╭──
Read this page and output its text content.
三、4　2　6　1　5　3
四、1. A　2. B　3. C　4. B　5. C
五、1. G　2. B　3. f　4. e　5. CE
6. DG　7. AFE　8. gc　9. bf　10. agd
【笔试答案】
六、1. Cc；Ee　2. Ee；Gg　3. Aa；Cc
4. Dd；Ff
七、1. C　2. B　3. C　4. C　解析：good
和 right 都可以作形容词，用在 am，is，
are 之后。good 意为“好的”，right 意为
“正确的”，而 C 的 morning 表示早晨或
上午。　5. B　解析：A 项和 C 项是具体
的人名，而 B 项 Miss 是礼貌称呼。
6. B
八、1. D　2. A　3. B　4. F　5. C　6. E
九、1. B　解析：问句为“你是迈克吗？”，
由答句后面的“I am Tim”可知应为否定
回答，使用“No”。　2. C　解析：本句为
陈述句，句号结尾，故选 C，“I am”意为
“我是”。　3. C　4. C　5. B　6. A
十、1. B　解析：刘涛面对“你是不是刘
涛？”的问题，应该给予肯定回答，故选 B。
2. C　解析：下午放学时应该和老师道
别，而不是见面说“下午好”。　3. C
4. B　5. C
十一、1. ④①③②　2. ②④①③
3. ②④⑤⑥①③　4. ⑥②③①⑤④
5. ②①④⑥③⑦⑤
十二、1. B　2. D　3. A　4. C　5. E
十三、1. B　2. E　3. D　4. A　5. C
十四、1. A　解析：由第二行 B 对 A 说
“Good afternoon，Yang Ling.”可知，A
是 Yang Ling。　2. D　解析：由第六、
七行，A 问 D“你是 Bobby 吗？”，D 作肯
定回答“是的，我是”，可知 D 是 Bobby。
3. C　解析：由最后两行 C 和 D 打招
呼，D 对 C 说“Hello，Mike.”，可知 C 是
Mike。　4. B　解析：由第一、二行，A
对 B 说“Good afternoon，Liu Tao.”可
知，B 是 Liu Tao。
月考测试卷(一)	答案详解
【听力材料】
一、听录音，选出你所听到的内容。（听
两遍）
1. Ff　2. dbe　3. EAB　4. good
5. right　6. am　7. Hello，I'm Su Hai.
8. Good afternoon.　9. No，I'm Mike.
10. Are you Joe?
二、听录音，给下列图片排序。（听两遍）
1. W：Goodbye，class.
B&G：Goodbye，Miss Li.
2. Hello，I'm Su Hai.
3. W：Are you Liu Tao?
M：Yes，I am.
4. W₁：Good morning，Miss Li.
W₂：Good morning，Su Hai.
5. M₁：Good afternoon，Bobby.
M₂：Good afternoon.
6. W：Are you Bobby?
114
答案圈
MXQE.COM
╰──
## What to produce
Reproduce each entry word for word.

## Complete answer
Read this page and output its text content.
三、4　2　6　1　5　3
四、1. A　2. B　3. C　4. B　5. C
五、1. G　2. B　3. f　4. e　5. CE
6. DG　7. AFE　8. gc　9. bf　10. agd
【笔试答案】
六、1. Cc；Ee　2. Ee；Gg　3. Aa；Cc
4. Dd；Ff
七、1. C　2. B　3. C　4. C　解析：good
和 right 都可以作形容词，用在 am，is，
are 之后。good 意为“好的”，right 意为
“正确的”，而 C 的 morning 表示早晨或
上午。　5. B　解析：A 项和 C 项是具体
的人名，而 B 项 Miss 是礼貌称呼。
6. B
八、1. D　2. A　3. B　4. F　5. C　6. E
九、1. B　解析：问句为“你是迈克吗？”，
由答句后面的“I am Tim”可知应为否定
回答，使用“No”。　2. C　解析：本句为
陈述句，句号结尾，故选 C，“I am”意为
“我是”。　3. C　4. C　5. B　6. A
十、1. B　解析：刘涛面对“你是不是刘
涛？”的问题，应该给予肯定回答，故选 B。
2. C　解析：下午放学时应该和老师道
别，而不是见面说“下午好”。　3. C
4. B　5. C
十一、1. ④①③②　2. ②④①③
3. ②④⑤⑥①③　4. ⑥②③①⑤④
5. ②①④⑥③⑦⑤
十二、1. B　2. D　3. A　4. C　5. E
十三、1. B　2. E　3. D　4. A　5. C
十四、1. A　解析：由第二行 B 对 A 说
“Good afternoon，Yang Ling.”可知，A
是 Yang Ling。　2. D　解析：由第六、
七行，A 问 D“你是 Bobby 吗？”，D 作肯
定回答“是的，我是”，可知 D 是 Bobby。
3. C　解析：由最后两行 C 和 D 打招
呼，D 对 C 说“Hello，Mike.”，可知 C 是
Mike。　4. B　解析：由第一、二行，A
对 B 说“Good afternoon，Liu Tao.”可
知，B 是 Liu Tao。
月考测试卷(一)	答案详解
【听力材料】
一、听录音，选出你所听到的内容。（听
两遍）
1. Ff　2. dbe　3. EAB　4. good
5. right　6. am　7. Hello，I'm Su Hai.
8. Good afternoon.　9. No，I'm Mike.
10. Are you Joe?
二、听录音，给下列图片排序。（听两遍）
1. W：Goodbye，class.
B&G：Goodbye，Miss Li.
2. Hello，I'm Su Hai.
3. W：Are you Liu Tao?
M：Yes，I am.
4. W₁：Good morning，Miss Li.
W₂：Good morning，Su Hai.
5. M₁：Good afternoon，Bobby.
M₂：Good afternoon.
6. W：Are you Bobby?
114
答案圈
MXQE.COM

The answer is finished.